Data lines
* * * * * * * * *

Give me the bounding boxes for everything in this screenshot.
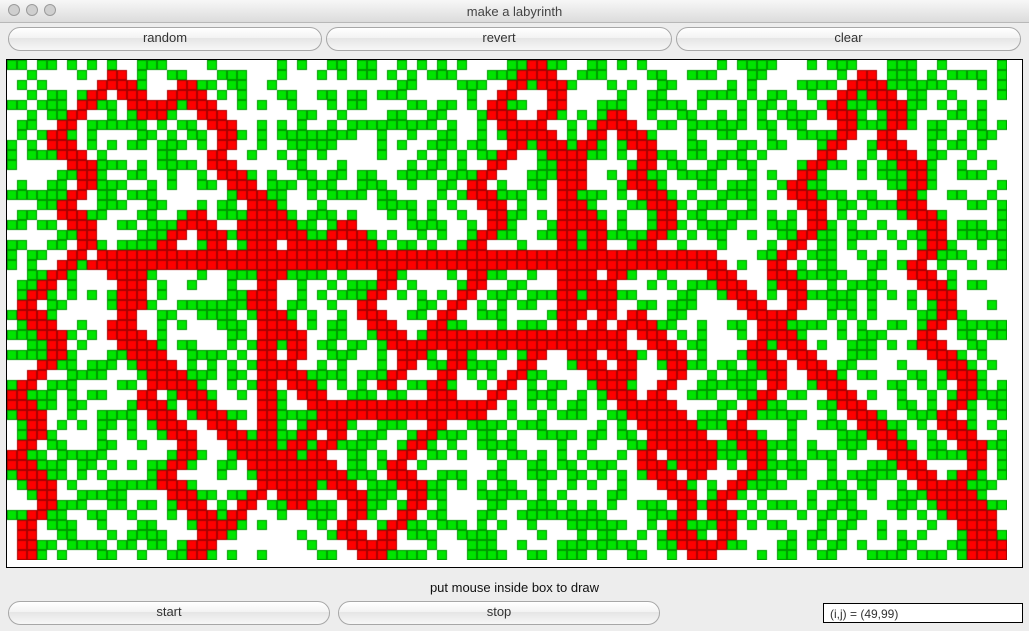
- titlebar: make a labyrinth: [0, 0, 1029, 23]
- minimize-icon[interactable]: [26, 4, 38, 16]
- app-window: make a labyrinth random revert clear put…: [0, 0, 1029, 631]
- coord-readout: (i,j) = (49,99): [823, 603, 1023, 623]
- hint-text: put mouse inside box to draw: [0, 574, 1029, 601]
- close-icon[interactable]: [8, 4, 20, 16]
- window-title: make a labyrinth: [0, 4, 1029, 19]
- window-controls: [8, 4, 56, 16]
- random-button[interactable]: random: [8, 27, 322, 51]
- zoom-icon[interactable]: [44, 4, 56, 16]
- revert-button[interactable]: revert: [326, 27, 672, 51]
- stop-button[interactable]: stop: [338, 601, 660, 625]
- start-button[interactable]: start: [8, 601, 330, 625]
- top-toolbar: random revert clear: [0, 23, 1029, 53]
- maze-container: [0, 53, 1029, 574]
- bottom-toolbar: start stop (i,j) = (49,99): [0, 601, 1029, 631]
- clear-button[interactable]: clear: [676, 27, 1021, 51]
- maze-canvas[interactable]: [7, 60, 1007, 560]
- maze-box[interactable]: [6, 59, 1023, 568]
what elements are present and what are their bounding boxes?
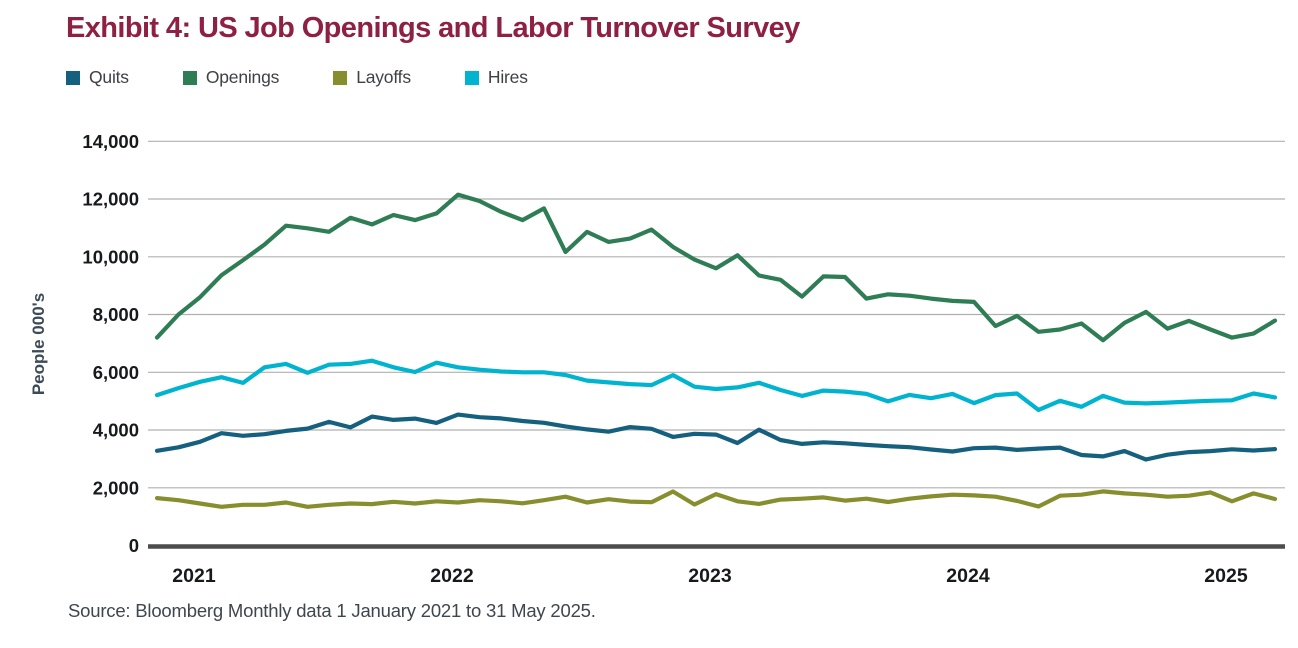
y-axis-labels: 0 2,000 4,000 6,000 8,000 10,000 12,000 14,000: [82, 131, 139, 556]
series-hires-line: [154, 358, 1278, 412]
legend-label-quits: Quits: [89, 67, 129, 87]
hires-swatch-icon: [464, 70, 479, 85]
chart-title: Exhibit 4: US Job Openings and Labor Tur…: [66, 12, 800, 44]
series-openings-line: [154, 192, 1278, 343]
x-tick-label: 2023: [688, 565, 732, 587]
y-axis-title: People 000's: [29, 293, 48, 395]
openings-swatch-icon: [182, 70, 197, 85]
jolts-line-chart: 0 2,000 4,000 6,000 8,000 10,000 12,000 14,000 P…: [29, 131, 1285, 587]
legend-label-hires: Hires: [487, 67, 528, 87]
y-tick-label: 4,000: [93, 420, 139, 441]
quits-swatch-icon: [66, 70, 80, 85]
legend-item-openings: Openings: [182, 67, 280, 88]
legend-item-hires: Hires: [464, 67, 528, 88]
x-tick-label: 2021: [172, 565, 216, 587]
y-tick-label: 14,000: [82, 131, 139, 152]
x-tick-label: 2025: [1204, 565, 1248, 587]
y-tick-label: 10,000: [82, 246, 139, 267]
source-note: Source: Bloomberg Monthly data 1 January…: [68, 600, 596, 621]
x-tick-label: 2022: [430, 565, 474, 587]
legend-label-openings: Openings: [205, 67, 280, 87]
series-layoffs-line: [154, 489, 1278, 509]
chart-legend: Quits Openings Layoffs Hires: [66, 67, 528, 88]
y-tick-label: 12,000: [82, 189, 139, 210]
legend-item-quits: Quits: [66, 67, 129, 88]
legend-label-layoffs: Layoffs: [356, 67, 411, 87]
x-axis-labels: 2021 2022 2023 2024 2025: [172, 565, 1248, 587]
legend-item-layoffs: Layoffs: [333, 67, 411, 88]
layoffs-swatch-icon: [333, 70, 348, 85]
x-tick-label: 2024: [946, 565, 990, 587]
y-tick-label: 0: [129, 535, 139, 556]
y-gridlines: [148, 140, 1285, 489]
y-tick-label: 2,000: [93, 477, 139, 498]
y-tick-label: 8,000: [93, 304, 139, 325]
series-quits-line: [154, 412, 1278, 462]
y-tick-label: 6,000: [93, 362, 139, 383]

* * * * * * * * *

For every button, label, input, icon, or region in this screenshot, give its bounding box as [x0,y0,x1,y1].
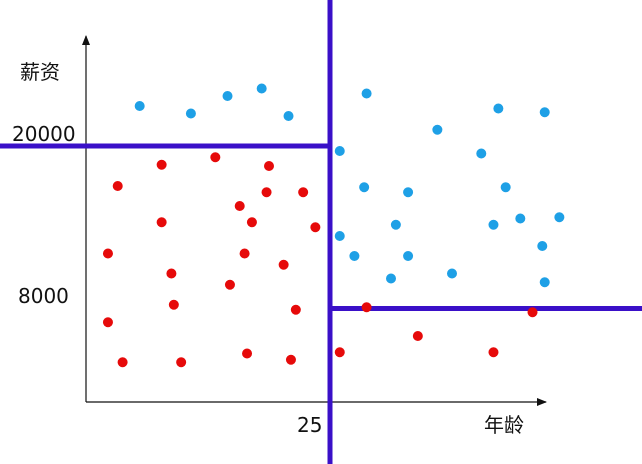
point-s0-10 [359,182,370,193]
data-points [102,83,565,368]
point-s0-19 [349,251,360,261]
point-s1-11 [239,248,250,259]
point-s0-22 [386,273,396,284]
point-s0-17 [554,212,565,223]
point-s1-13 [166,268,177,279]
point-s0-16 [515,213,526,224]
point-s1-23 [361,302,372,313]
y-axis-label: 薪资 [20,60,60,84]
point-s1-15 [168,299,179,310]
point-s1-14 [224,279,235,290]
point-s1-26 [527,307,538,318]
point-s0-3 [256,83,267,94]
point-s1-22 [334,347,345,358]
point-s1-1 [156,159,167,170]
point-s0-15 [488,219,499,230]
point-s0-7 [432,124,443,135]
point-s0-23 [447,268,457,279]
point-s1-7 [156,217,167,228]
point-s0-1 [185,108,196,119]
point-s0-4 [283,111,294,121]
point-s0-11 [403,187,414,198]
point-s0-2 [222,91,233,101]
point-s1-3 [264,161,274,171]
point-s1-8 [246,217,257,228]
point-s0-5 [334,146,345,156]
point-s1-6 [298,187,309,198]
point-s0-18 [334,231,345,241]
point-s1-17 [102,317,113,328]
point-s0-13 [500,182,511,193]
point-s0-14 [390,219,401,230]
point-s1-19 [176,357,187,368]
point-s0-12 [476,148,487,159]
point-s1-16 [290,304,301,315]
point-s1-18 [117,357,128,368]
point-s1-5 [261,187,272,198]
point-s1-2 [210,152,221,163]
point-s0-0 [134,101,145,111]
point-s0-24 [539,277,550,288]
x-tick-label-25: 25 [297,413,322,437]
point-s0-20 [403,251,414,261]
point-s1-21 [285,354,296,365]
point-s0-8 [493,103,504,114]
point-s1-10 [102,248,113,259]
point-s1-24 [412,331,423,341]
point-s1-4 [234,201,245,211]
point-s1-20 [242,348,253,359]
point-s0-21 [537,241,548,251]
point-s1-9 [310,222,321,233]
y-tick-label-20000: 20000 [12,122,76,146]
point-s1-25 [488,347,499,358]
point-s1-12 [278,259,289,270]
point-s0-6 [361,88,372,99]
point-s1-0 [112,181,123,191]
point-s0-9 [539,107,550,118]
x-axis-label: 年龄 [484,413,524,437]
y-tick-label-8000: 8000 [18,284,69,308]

* * * * * * * * *

Task
Begin at the line that has "For every button, label, input, icon, or" and stop after the line that has "y-tick-label-8000: 8000 [18,284,69,308]". Write those rows again with "screenshot" swapped for "image", leave everything else unchanged, and omit the pictures.

Output below
For every button, label, input, icon, or region in this image, give its bounding box as [x0,y0,x1,y1].
point-s0-10 [359,182,370,193]
data-points [102,83,565,368]
point-s0-19 [349,251,360,261]
point-s1-11 [239,248,250,259]
point-s0-22 [386,273,396,284]
point-s0-17 [554,212,565,223]
point-s1-13 [166,268,177,279]
point-s0-16 [515,213,526,224]
point-s1-23 [361,302,372,313]
y-axis-label: 薪资 [20,60,60,84]
point-s1-15 [168,299,179,310]
point-s1-14 [224,279,235,290]
point-s1-26 [527,307,538,318]
point-s0-3 [256,83,267,94]
point-s1-22 [334,347,345,358]
point-s1-1 [156,159,167,170]
point-s0-15 [488,219,499,230]
point-s0-7 [432,124,443,135]
point-s0-23 [447,268,457,279]
point-s1-7 [156,217,167,228]
point-s0-1 [185,108,196,119]
point-s0-4 [283,111,294,121]
point-s0-11 [403,187,414,198]
point-s0-2 [222,91,233,101]
point-s1-3 [264,161,274,171]
point-s1-8 [246,217,257,228]
point-s0-5 [334,146,345,156]
point-s1-6 [298,187,309,198]
point-s0-18 [334,231,345,241]
point-s1-17 [102,317,113,328]
point-s0-13 [500,182,511,193]
point-s0-14 [390,219,401,230]
point-s1-19 [176,357,187,368]
point-s0-12 [476,148,487,159]
point-s1-16 [290,304,301,315]
point-s1-18 [117,357,128,368]
point-s1-5 [261,187,272,198]
point-s1-2 [210,152,221,163]
point-s0-0 [134,101,145,111]
point-s0-24 [539,277,550,288]
x-tick-label-25: 25 [297,413,322,437]
point-s0-20 [403,251,414,261]
point-s1-21 [285,354,296,365]
point-s0-8 [493,103,504,114]
point-s1-10 [102,248,113,259]
point-s1-24 [412,331,423,341]
point-s1-4 [234,201,245,211]
point-s1-20 [242,348,253,359]
point-s0-21 [537,241,548,251]
point-s1-9 [310,222,321,233]
y-tick-label-20000: 20000 [12,122,76,146]
point-s1-25 [488,347,499,358]
point-s1-12 [278,259,289,270]
point-s0-6 [361,88,372,99]
point-s1-0 [112,181,123,191]
point-s0-9 [539,107,550,118]
x-axis-label: 年龄 [484,413,524,437]
y-tick-label-8000: 8000 [18,284,69,308]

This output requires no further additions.